# start of Data records
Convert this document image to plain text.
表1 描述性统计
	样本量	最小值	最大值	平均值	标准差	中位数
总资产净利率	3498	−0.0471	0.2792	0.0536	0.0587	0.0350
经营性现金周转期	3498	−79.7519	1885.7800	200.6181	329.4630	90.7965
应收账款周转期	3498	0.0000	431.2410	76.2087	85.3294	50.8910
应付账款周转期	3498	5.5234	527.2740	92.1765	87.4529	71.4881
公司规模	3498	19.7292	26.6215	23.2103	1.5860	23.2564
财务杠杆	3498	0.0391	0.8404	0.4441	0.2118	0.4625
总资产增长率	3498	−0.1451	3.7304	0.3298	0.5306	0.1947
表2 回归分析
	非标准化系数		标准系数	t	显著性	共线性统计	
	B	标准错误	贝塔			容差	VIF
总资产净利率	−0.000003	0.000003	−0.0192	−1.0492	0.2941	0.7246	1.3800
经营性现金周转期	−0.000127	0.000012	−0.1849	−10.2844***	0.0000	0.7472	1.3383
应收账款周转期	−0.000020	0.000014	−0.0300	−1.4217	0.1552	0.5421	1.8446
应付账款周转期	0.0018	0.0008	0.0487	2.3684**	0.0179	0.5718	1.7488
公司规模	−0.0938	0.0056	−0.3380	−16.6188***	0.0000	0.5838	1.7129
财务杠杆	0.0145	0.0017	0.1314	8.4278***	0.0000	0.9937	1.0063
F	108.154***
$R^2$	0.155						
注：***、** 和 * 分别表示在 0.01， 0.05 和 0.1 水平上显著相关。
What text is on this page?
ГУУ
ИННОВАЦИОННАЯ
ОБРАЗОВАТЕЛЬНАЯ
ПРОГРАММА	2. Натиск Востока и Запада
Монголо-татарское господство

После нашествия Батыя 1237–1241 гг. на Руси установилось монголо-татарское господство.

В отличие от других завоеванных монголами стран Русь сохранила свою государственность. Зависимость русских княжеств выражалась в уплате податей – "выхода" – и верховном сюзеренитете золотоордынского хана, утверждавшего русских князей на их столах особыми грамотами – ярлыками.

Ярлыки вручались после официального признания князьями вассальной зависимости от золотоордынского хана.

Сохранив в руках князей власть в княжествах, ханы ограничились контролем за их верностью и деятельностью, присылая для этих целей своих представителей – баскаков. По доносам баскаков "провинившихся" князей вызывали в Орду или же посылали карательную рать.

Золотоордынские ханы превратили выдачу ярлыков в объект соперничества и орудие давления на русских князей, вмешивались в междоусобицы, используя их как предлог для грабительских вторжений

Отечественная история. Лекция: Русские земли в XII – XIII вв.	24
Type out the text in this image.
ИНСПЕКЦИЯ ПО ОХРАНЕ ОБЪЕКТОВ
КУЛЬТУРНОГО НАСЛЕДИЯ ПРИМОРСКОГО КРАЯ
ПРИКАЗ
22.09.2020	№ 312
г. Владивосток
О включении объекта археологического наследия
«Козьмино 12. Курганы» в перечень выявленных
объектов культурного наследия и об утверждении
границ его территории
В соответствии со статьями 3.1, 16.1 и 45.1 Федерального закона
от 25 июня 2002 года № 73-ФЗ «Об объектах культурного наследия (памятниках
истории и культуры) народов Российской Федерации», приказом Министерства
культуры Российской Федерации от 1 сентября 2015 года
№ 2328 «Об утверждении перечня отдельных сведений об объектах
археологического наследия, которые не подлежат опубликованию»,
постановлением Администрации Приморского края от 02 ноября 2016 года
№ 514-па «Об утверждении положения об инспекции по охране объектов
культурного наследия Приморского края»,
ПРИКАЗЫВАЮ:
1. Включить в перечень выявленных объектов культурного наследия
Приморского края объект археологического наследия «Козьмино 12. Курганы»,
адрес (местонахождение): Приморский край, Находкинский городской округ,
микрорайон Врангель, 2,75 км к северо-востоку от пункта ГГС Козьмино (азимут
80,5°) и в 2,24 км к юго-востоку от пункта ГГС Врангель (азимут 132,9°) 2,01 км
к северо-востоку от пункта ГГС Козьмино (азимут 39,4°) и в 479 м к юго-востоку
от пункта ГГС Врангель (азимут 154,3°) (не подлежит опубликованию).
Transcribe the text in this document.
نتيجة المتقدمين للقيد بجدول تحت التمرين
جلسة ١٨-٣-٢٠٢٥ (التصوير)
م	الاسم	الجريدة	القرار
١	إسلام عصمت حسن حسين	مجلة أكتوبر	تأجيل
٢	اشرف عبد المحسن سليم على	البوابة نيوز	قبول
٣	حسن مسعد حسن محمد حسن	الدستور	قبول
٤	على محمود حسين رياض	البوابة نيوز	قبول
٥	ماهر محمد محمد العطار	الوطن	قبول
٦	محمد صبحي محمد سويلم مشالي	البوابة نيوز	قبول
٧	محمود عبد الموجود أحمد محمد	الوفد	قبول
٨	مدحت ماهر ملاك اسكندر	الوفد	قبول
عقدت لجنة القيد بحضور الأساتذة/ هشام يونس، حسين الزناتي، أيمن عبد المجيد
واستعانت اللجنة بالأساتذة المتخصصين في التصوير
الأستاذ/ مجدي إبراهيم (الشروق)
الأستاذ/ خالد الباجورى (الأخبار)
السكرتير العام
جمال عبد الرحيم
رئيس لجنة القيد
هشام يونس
# end of Data records
▶ **Problem to solve**
Find every line in the records above that contains the word "image", and copy each one.

▶ **Full response**
Convert this document image to plain text.
Type out the text in this image.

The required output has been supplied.